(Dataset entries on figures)
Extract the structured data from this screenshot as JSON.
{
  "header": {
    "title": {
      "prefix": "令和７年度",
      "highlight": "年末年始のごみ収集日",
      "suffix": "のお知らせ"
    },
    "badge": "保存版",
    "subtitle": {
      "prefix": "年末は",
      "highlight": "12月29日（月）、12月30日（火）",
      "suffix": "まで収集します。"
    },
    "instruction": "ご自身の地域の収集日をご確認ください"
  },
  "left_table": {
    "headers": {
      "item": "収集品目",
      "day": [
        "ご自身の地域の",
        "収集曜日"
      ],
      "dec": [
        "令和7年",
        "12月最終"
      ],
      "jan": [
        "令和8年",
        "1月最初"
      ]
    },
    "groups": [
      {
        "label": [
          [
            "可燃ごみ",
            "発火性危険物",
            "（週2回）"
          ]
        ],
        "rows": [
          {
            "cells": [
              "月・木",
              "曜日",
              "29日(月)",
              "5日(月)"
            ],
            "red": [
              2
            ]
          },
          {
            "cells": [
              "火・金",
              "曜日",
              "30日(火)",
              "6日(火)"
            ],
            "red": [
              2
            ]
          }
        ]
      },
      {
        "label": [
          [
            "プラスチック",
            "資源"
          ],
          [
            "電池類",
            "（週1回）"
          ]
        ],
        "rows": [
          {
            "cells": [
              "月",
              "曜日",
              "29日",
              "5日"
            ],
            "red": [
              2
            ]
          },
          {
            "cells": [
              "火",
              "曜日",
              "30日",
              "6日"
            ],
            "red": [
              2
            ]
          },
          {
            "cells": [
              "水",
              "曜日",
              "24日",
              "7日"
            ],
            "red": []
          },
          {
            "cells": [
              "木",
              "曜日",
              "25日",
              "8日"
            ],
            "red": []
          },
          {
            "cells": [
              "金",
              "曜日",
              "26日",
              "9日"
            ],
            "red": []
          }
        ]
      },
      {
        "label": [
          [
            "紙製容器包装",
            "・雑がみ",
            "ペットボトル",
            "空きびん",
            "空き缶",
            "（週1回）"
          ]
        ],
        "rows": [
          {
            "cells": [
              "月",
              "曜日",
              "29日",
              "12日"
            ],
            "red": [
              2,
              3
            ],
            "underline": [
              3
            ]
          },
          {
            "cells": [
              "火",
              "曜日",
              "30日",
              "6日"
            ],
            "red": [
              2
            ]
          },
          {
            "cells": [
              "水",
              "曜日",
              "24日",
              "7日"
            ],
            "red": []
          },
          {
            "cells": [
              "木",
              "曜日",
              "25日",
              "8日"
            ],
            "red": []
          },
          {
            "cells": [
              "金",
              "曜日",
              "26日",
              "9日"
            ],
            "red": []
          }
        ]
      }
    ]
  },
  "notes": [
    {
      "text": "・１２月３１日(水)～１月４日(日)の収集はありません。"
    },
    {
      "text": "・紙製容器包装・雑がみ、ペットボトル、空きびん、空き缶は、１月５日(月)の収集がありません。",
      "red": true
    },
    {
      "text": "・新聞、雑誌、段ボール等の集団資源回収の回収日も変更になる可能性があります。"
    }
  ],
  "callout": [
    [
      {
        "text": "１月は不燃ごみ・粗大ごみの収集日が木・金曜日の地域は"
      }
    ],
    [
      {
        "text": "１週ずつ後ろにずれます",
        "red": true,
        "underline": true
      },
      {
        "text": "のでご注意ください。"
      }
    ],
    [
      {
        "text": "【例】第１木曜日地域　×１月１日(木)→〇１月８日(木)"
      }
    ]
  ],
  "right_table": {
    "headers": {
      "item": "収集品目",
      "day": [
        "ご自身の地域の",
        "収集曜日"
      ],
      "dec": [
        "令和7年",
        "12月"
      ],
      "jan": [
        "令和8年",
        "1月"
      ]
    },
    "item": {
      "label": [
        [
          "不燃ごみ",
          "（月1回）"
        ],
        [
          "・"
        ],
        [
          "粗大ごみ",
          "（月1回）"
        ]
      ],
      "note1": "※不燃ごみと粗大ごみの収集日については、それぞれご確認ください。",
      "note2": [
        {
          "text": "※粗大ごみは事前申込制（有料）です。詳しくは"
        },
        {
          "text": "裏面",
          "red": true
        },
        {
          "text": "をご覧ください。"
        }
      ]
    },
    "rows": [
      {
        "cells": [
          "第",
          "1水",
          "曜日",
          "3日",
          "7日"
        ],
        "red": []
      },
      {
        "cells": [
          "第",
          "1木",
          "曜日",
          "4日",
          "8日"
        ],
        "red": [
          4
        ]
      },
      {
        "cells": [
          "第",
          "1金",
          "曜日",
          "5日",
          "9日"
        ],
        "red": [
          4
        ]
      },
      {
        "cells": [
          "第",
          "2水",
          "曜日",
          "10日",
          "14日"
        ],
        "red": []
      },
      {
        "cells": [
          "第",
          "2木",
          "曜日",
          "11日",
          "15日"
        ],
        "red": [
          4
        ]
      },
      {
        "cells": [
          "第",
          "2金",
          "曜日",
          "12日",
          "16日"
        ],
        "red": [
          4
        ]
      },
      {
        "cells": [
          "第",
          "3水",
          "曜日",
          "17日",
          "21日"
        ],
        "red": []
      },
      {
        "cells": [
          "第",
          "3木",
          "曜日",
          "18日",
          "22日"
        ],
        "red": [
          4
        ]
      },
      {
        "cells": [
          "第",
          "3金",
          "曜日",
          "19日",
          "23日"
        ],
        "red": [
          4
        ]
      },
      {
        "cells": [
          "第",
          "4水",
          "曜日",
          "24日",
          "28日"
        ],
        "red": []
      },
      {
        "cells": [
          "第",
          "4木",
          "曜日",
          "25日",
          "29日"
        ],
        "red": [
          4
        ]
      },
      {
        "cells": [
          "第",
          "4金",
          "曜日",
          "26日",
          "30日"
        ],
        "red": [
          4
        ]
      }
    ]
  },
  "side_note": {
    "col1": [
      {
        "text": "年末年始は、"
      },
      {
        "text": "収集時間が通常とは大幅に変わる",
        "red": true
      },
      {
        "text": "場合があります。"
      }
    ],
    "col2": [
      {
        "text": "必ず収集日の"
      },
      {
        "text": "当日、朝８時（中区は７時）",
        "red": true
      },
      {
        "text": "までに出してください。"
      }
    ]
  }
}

*TASK OBJECTIVE*: Collect each line above holding the string "highlight".

*OUTPUT FOR THIS EXERCISE*:
      "highlight": "年末年始のごみ収集日",
      "highlight": "12月29日（月）、12月30日（火）",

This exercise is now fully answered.